### Provided entries
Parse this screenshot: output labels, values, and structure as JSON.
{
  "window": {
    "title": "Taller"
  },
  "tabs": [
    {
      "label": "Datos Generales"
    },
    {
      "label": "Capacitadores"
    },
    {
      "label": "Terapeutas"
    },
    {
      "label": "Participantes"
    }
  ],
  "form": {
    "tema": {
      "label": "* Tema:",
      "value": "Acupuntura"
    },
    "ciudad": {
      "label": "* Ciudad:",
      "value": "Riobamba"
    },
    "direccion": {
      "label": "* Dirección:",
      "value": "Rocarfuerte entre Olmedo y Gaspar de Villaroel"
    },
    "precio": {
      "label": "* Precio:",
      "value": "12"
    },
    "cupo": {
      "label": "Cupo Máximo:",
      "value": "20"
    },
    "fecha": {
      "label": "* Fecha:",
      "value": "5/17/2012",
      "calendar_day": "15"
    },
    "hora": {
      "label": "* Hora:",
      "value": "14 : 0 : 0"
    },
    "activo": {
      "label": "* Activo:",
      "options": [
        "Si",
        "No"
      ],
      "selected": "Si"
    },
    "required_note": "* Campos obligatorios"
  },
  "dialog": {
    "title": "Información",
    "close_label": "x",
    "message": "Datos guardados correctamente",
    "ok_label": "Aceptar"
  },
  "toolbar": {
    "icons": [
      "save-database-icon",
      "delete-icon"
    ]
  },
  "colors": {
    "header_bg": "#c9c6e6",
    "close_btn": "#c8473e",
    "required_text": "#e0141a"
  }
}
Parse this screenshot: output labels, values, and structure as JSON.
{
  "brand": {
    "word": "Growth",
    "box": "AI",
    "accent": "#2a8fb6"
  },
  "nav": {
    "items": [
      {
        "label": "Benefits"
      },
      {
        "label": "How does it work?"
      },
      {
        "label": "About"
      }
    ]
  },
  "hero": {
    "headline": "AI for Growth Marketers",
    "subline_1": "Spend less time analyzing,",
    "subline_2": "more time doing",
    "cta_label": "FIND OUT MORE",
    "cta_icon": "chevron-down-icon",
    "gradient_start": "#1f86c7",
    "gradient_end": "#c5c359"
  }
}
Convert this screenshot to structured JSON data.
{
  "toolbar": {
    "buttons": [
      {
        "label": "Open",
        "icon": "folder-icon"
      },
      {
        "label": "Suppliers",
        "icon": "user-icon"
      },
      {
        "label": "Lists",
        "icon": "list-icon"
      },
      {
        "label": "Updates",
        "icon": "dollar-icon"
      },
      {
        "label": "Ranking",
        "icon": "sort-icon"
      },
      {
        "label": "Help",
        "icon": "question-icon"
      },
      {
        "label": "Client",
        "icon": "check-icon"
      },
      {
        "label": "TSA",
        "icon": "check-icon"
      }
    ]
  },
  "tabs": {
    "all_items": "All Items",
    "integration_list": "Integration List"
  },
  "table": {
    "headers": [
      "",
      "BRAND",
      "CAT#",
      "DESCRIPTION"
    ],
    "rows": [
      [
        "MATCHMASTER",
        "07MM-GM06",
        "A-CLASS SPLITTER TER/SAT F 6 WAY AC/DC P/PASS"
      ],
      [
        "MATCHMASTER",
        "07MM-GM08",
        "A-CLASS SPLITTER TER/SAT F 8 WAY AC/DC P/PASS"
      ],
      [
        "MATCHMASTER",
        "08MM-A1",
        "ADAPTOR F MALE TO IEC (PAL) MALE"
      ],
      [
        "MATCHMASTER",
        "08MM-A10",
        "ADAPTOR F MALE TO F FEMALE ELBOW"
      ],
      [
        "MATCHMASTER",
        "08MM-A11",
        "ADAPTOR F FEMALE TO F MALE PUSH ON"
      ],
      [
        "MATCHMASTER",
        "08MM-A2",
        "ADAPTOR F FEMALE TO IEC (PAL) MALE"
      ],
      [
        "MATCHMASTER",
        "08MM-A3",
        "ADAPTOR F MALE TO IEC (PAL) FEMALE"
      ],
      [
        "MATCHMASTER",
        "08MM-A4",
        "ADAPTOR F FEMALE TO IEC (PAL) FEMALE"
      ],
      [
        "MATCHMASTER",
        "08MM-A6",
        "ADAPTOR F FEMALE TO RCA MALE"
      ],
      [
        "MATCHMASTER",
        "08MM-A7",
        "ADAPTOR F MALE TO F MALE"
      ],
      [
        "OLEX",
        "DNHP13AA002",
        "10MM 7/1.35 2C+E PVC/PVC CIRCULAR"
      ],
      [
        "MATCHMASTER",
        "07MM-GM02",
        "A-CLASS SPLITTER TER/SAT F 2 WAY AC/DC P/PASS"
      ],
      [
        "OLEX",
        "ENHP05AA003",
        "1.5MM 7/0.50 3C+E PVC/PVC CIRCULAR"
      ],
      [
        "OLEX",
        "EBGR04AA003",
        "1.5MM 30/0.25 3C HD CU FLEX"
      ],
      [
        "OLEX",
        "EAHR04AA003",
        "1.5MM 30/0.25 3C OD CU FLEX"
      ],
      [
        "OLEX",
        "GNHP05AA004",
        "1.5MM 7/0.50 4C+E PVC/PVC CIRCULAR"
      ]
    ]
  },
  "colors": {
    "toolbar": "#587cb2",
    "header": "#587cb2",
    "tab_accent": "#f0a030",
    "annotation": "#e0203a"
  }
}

### What the exercise asks
Repeat the data above, word for word.

### Written answer
Parse this screenshot: output labels, values, and structure as JSON.
{
  "window": {
    "title": "Taller"
  },
  "tabs": [
    {
      "label": "Datos Generales"
    },
    {
      "label": "Capacitadores"
    },
    {
      "label": "Terapeutas"
    },
    {
      "label": "Participantes"
    }
  ],
  "form": {
    "tema": {
      "label": "* Tema:",
      "value": "Acupuntura"
    },
    "ciudad": {
      "label": "* Ciudad:",
      "value": "Riobamba"
    },
    "direccion": {
      "label": "* Dirección:",
      "value": "Rocarfuerte entre Olmedo y Gaspar de Villaroel"
    },
    "precio": {
      "label": "* Precio:",
      "value": "12"
    },
    "cupo": {
      "label": "Cupo Máximo:",
      "value": "20"
    },
    "fecha": {
      "label": "* Fecha:",
      "value": "5/17/2012",
      "calendar_day": "15"
    },
    "hora": {
      "label": "* Hora:",
      "value": "14 : 0 : 0"
    },
    "activo": {
      "label": "* Activo:",
      "options": [
        "Si",
        "No"
      ],
      "selected": "Si"
    },
    "required_note": "* Campos obligatorios"
  },
  "dialog": {
    "title": "Información",
    "close_label": "x",
    "message": "Datos guardados correctamente",
    "ok_label": "Aceptar"
  },
  "toolbar": {
    "icons": [
      "save-database-icon",
      "delete-icon"
    ]
  },
  "colors": {
    "header_bg": "#c9c6e6",
    "close_btn": "#c8473e",
    "required_text": "#e0141a"
  }
}
Parse this screenshot: output labels, values, and structure as JSON.
{
  "brand": {
    "word": "Growth",
    "box": "AI",
    "accent": "#2a8fb6"
  },
  "nav": {
    "items": [
      {
        "label": "Benefits"
      },
      {
        "label": "How does it work?"
      },
      {
        "label": "About"
      }
    ]
  },
  "hero": {
    "headline": "AI for Growth Marketers",
    "subline_1": "Spend less time analyzing,",
    "subline_2": "more time doing",
    "cta_label": "FIND OUT MORE",
    "cta_icon": "chevron-down-icon",
    "gradient_start": "#1f86c7",
    "gradient_end": "#c5c359"
  }
}
Convert this screenshot to structured JSON data.
{
  "toolbar": {
    "buttons": [
      {
        "label": "Open",
        "icon": "folder-icon"
      },
      {
        "label": "Suppliers",
        "icon": "user-icon"
      },
      {
        "label": "Lists",
        "icon": "list-icon"
      },
      {
        "label": "Updates",
        "icon": "dollar-icon"
      },
      {
        "label": "Ranking",
        "icon": "sort-icon"
      },
      {
        "label": "Help",
        "icon": "question-icon"
      },
      {
        "label": "Client",
        "icon": "check-icon"
      },
      {
        "label": "TSA",
        "icon": "check-icon"
      }
    ]
  },
  "tabs": {
    "all_items": "All Items",
    "integration_list": "Integration List"
  },
  "table": {
    "headers": [
      "",
      "BRAND",
      "CAT#",
      "DESCRIPTION"
    ],
    "rows": [
      [
        "MATCHMASTER",
        "07MM-GM06",
        "A-CLASS SPLITTER TER/SAT F 6 WAY AC/DC P/PASS"
      ],
      [
        "MATCHMASTER",
        "07MM-GM08",
        "A-CLASS SPLITTER TER/SAT F 8 WAY AC/DC P/PASS"
      ],
      [
        "MATCHMASTER",
        "08MM-A1",
        "ADAPTOR F MALE TO IEC (PAL) MALE"
      ],
      [
        "MATCHMASTER",
        "08MM-A10",
        "ADAPTOR F MALE TO F FEMALE ELBOW"
      ],
      [
        "MATCHMASTER",
        "08MM-A11",
        "ADAPTOR F FEMALE TO F MALE PUSH ON"
      ],
      [
        "MATCHMASTER",
        "08MM-A2",
        "ADAPTOR F FEMALE TO IEC (PAL) MALE"
      ],
      [
        "MATCHMASTER",
        "08MM-A3",
        "ADAPTOR F MALE TO IEC (PAL) FEMALE"
      ],
      [
        "MATCHMASTER",
        "08MM-A4",
        "ADAPTOR F FEMALE TO IEC (PAL) FEMALE"
      ],
      [
        "MATCHMASTER",
        "08MM-A6",
        "ADAPTOR F FEMALE TO RCA MALE"
      ],
      [
        "MATCHMASTER",
        "08MM-A7",
        "ADAPTOR F MALE TO F MALE"
      ],
      [
        "OLEX",
        "DNHP13AA002",
        "10MM 7/1.35 2C+E PVC/PVC CIRCULAR"
      ],
      [
        "MATCHMASTER",
        "07MM-GM02",
        "A-CLASS SPLITTER TER/SAT F 2 WAY AC/DC P/PASS"
      ],
      [
        "OLEX",
        "ENHP05AA003",
        "1.5MM 7/0.50 3C+E PVC/PVC CIRCULAR"
      ],
      [
        "OLEX",
        "EBGR04AA003",
        "1.5MM 30/0.25 3C HD CU FLEX"
      ],
      [
        "OLEX",
        "EAHR04AA003",
        "1.5MM 30/0.25 3C OD CU FLEX"
      ],
      [
        "OLEX",
        "GNHP05AA004",
        "1.5MM 7/0.50 4C+E PVC/PVC CIRCULAR"
      ]
    ]
  },
  "colors": {
    "toolbar": "#587cb2",
    "header": "#587cb2",
    "tab_accent": "#f0a030",
    "annotation": "#e0203a"
  }
}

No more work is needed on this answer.